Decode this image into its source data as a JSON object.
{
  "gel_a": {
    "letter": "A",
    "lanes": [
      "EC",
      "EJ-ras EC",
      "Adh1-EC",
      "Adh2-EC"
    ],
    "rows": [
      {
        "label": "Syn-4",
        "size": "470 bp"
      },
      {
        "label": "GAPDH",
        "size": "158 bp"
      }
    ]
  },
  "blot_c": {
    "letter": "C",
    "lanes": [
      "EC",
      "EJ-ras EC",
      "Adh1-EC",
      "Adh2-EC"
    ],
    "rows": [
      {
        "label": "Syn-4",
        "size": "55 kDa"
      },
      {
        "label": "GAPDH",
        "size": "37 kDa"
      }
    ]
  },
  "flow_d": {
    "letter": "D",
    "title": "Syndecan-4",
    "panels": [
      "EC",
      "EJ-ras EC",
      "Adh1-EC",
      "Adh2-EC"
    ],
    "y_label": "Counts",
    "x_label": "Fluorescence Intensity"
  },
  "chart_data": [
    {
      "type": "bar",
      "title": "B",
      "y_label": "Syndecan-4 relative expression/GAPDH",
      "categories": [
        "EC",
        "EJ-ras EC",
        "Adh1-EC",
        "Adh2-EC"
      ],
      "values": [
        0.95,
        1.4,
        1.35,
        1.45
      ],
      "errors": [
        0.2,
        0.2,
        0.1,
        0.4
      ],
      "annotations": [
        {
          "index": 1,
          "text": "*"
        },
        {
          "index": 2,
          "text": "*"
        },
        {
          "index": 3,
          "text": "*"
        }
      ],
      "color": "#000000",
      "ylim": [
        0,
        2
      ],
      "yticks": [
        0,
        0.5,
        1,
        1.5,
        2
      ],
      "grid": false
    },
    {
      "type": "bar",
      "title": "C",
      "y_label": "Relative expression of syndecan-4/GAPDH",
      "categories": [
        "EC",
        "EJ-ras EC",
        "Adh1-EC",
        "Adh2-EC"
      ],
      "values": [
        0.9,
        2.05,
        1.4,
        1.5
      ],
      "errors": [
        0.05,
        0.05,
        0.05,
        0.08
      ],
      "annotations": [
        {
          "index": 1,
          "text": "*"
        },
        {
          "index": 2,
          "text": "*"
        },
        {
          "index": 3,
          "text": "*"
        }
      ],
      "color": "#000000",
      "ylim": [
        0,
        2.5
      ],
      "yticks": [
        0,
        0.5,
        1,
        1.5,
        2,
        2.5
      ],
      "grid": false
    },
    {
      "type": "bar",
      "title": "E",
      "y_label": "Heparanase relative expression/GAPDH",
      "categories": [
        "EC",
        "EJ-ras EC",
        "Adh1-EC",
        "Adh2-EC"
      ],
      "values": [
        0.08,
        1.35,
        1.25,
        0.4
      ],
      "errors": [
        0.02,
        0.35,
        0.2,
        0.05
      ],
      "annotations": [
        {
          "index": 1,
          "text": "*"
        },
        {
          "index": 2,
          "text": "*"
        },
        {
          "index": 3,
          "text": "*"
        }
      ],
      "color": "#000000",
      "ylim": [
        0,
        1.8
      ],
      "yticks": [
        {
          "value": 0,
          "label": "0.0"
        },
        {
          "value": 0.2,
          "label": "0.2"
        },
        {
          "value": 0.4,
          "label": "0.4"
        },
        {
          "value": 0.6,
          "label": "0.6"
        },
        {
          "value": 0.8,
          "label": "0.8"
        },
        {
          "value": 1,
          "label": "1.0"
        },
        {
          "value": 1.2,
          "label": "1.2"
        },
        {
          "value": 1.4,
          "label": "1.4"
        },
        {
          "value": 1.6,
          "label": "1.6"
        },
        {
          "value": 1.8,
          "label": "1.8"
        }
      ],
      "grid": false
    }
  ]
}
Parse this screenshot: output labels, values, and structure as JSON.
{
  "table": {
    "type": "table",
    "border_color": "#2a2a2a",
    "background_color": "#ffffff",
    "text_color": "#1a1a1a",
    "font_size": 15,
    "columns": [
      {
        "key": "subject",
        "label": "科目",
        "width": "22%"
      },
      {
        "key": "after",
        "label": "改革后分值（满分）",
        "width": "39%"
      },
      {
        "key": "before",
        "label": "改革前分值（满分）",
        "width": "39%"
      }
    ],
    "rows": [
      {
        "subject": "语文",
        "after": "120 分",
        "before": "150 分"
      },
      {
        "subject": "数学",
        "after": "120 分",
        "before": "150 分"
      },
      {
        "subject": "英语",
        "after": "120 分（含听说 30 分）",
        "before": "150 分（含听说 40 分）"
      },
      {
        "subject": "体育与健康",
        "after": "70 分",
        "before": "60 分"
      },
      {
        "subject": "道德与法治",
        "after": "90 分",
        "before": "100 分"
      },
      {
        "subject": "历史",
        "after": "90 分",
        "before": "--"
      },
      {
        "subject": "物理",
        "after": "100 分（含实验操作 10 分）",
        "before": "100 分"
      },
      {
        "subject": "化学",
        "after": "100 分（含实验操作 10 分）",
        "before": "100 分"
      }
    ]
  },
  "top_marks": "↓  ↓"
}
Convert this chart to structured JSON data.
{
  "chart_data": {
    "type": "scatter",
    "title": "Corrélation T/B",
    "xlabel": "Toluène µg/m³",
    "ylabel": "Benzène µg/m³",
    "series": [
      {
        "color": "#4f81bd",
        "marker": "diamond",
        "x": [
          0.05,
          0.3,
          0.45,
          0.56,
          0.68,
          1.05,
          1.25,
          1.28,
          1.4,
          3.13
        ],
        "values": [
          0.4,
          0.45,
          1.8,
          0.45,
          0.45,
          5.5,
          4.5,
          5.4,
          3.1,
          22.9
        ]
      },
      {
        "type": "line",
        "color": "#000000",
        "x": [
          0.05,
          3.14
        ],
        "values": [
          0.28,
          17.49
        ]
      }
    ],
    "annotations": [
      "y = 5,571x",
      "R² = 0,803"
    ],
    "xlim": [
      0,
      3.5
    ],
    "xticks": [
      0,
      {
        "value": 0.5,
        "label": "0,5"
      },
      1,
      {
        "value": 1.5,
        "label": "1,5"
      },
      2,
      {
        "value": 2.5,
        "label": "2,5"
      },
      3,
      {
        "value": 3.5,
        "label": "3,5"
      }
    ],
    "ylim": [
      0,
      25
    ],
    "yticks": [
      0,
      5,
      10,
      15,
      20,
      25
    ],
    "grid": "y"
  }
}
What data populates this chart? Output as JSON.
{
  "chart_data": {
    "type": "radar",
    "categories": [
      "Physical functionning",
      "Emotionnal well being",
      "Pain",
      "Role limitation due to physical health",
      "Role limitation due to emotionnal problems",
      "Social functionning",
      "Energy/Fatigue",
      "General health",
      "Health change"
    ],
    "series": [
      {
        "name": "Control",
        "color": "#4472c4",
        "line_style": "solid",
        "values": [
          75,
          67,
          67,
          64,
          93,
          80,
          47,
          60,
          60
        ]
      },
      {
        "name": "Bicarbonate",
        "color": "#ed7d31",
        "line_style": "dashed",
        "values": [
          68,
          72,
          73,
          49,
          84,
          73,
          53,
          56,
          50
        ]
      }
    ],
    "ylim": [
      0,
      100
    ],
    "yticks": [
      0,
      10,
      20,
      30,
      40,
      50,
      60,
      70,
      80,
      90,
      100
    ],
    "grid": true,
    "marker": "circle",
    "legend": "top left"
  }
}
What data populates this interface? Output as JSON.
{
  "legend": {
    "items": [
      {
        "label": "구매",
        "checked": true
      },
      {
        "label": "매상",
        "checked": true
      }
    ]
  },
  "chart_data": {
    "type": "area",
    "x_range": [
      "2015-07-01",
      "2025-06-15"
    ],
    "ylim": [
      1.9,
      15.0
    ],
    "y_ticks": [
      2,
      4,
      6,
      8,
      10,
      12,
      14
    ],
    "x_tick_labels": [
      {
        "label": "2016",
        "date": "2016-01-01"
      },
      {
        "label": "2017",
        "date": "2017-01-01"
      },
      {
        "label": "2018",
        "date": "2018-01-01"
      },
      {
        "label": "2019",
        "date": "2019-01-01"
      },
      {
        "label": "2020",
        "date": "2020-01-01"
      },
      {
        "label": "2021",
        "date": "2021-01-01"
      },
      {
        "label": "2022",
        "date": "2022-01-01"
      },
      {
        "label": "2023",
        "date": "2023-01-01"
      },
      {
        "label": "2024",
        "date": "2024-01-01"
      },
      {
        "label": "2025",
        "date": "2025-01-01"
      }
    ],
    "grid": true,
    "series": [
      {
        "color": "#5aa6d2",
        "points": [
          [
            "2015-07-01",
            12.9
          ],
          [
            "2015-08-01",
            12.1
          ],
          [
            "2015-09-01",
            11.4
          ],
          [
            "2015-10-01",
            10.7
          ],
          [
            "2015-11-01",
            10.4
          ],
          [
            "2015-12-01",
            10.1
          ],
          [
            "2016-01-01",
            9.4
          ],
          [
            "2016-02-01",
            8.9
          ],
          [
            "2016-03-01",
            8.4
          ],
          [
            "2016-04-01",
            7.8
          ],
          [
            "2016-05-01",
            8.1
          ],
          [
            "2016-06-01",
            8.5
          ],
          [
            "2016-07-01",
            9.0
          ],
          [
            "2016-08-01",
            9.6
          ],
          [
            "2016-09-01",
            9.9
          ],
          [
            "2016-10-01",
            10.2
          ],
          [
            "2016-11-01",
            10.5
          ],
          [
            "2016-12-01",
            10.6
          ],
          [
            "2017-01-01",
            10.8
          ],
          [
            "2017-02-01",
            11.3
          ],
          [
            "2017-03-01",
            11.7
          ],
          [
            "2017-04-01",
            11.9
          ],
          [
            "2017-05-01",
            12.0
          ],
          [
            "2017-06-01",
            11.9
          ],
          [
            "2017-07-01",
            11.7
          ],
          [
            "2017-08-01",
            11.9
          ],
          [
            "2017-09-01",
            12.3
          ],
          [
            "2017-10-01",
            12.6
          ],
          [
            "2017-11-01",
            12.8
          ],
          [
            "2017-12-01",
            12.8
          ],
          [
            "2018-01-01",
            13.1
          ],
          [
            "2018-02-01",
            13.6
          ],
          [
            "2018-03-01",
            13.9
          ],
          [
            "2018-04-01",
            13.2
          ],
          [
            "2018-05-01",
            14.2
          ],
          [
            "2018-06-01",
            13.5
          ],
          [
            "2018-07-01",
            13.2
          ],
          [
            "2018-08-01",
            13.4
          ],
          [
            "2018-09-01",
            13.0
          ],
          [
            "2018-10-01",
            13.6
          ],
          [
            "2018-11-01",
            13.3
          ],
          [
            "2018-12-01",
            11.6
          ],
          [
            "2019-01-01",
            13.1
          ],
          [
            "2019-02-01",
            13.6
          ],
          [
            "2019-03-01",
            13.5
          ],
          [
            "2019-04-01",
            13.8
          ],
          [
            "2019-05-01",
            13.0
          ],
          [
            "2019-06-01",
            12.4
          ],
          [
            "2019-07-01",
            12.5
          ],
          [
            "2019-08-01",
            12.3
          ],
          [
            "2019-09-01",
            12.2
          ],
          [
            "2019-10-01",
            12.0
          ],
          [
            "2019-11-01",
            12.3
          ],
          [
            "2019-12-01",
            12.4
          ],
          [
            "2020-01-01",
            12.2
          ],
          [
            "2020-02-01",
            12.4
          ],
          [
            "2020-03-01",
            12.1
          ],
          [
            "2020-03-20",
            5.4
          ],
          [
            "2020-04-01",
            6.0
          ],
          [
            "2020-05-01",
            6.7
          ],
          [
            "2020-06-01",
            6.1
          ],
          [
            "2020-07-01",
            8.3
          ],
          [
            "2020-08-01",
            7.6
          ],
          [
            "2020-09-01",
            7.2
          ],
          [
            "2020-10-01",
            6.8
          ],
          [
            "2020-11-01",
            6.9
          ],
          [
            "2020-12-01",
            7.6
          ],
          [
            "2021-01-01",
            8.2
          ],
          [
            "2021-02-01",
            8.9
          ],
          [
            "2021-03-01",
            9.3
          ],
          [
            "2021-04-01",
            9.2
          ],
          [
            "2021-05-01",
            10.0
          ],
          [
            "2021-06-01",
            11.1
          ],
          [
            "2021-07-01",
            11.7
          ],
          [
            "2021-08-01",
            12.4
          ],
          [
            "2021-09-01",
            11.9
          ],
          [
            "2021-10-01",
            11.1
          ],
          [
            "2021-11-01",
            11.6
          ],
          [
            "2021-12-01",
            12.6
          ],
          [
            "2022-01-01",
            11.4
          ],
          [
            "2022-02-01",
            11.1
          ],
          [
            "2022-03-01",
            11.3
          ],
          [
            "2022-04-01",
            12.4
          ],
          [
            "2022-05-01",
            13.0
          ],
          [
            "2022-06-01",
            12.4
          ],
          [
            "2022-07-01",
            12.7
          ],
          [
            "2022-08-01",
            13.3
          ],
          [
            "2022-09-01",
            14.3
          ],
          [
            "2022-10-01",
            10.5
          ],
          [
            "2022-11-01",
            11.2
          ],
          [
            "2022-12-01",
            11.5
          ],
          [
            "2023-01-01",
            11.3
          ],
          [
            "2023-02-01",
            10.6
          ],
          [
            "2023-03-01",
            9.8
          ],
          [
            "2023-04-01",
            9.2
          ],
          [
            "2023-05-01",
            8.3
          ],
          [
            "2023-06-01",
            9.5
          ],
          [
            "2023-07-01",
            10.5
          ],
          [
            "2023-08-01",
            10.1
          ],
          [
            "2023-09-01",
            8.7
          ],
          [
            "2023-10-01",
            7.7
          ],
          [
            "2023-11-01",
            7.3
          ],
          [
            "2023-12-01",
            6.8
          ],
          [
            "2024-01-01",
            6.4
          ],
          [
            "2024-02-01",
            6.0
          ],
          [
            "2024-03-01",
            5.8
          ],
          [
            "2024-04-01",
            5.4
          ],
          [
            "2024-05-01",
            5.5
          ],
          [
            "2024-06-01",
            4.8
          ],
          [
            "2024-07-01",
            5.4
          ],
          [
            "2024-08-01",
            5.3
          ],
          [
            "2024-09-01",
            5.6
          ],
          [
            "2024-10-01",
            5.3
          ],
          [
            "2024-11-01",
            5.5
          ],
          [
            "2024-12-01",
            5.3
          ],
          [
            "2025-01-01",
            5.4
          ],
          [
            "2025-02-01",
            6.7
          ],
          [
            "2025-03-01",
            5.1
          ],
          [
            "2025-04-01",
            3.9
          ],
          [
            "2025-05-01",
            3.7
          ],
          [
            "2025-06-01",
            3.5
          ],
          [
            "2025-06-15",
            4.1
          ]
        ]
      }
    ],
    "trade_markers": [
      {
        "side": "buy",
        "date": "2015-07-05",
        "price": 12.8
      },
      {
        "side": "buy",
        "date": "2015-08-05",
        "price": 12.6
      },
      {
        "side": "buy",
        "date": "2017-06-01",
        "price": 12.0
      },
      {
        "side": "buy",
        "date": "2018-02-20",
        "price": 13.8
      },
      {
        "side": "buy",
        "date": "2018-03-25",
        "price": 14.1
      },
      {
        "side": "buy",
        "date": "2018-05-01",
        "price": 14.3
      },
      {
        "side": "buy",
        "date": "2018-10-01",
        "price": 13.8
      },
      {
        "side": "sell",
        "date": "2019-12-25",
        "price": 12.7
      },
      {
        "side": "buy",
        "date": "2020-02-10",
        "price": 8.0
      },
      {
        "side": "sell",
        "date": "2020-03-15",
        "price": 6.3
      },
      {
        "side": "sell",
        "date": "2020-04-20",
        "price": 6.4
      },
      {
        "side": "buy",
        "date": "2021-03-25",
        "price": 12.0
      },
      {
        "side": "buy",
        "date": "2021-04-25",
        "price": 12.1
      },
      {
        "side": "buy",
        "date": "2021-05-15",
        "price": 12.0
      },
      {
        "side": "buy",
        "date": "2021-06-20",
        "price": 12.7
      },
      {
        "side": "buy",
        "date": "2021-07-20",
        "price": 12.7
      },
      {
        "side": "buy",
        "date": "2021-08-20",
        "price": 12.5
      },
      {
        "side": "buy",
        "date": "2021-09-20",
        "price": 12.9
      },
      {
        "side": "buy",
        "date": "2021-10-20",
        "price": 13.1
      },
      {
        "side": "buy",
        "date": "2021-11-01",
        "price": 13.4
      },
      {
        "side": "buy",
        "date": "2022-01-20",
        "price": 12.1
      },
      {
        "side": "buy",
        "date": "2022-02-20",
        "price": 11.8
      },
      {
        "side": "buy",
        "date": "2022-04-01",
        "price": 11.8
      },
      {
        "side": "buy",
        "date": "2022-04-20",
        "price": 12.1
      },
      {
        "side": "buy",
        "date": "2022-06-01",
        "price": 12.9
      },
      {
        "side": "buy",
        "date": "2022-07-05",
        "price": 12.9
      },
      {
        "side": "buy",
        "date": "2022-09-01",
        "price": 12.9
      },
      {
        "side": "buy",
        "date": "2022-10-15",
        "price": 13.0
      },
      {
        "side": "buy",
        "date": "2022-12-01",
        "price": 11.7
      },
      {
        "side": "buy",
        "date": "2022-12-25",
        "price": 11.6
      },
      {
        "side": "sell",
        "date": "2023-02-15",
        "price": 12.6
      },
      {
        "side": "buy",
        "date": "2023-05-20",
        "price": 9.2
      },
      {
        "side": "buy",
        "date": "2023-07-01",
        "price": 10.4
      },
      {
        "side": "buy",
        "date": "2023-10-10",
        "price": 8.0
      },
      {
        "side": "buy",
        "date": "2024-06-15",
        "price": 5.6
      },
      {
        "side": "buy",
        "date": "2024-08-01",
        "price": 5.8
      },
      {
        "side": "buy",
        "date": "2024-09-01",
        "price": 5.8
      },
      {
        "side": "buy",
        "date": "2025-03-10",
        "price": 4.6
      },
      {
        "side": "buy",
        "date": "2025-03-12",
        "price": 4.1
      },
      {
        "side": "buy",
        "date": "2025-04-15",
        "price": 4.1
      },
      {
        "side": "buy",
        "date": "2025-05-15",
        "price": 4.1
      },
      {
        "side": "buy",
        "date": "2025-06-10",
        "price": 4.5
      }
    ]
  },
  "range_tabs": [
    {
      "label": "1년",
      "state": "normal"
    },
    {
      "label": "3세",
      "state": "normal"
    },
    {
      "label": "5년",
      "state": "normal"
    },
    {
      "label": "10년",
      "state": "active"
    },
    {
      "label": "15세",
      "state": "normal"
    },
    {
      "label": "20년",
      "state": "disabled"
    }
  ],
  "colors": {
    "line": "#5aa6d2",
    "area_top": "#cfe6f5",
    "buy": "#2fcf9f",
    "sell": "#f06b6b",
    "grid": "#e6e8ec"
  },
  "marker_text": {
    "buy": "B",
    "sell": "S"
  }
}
□ □ □ □
What needs to be done →
Extract every line that has the string "subject" in it.

The solution →
        "key": "subject",
        "subject": "语文",
        "subject": "数学",
        "subject": "英语",
        "subject": "体育与健康",
        "subject": "道德与法治",
        "subject": "历史",
        "subject": "物理",
        "subject": "化学",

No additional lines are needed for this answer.